## Data in this exercise:
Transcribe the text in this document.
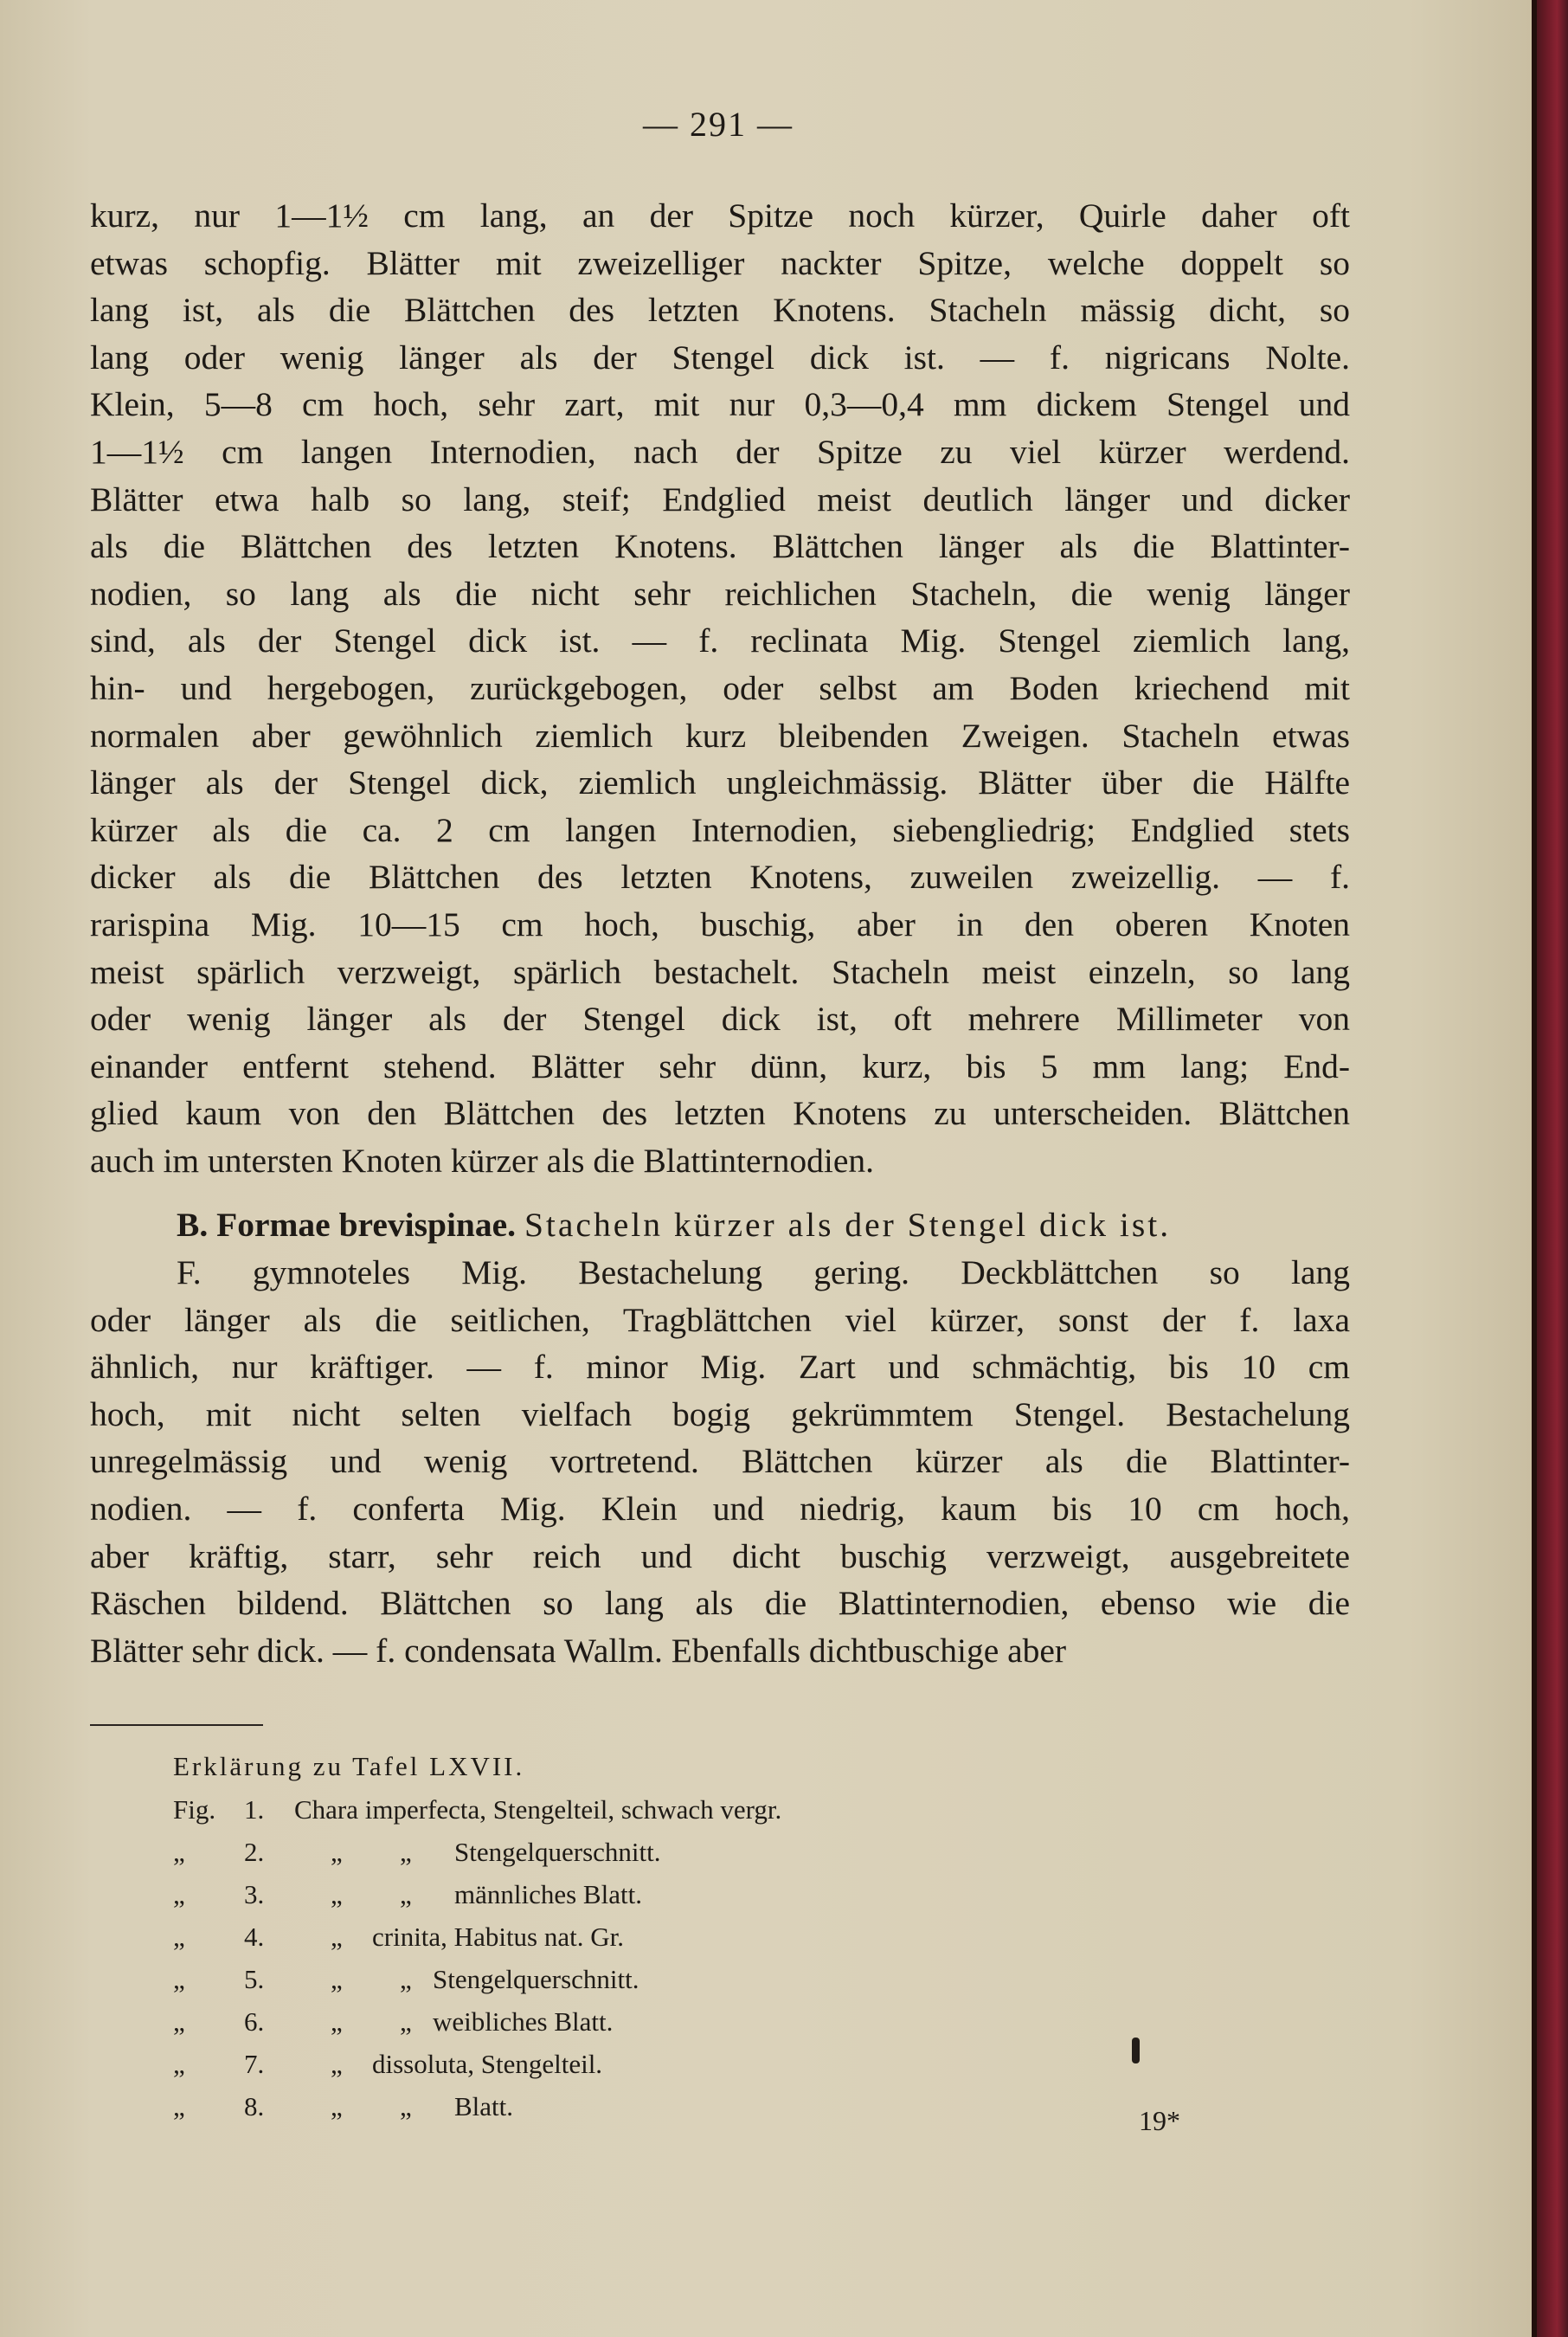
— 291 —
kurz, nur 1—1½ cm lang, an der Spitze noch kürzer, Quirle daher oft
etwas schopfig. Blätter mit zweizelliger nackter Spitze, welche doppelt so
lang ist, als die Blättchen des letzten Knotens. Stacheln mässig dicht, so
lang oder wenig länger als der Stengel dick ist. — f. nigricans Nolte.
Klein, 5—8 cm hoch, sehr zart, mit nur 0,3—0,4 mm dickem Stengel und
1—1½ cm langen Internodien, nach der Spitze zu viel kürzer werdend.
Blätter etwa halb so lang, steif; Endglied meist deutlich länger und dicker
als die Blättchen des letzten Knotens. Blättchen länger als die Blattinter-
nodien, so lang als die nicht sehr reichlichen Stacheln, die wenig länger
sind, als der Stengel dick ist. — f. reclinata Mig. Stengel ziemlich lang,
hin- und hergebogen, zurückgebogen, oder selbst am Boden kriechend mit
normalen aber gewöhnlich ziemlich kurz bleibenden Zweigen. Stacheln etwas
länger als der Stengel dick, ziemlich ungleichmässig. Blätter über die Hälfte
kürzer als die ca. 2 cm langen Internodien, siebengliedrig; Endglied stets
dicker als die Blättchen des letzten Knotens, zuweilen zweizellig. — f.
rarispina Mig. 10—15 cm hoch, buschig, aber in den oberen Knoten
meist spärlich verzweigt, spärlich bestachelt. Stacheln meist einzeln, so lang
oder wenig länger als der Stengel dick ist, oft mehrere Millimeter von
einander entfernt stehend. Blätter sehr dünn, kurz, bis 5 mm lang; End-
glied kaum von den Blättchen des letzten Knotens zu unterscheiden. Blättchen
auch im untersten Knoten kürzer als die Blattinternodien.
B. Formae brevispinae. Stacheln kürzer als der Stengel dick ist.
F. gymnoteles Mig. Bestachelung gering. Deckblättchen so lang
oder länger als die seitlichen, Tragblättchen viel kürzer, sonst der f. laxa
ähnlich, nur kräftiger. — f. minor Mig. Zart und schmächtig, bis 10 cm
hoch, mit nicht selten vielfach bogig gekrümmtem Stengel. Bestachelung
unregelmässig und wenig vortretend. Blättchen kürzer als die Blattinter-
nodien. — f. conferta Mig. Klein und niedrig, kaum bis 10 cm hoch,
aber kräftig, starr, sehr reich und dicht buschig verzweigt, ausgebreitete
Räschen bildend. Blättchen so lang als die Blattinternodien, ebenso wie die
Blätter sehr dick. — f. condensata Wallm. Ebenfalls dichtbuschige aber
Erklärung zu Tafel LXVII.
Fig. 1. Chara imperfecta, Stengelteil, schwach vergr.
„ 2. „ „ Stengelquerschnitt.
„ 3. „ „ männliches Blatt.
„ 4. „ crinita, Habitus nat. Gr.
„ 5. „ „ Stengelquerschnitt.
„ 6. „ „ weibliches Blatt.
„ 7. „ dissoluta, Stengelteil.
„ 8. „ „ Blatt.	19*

* * *

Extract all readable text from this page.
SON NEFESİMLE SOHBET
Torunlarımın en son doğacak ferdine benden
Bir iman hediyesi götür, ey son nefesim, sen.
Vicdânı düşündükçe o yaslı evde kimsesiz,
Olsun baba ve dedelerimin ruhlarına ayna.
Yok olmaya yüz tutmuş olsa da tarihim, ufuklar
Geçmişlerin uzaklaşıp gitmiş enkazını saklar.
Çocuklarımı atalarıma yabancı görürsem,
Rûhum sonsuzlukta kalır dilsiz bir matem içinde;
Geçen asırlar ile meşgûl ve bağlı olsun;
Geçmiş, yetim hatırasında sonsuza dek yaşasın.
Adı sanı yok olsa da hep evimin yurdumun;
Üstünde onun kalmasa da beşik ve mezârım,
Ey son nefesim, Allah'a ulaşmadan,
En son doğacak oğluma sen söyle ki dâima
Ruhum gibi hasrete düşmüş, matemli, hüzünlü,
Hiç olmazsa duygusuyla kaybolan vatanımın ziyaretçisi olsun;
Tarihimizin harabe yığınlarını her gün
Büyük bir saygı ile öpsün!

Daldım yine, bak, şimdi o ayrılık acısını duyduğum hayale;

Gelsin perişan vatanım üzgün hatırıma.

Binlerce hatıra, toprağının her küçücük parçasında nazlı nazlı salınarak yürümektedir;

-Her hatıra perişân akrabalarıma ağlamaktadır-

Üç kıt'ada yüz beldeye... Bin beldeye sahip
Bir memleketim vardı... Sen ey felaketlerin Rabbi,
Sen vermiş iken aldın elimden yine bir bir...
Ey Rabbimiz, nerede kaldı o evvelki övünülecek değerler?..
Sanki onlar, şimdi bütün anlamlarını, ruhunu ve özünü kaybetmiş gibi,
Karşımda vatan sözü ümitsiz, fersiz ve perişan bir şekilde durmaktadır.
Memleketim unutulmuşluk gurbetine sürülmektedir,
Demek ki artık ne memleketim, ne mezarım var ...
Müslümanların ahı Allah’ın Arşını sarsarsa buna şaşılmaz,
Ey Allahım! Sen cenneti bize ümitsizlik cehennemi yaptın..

## Exercise objective:
Which lines hold the word "nefesim"? Show each one.

## The solution:
Bir iman hediyesi götür, ey son nefesim, sen.
Ey son nefesim, Allah'a ulaşmadan,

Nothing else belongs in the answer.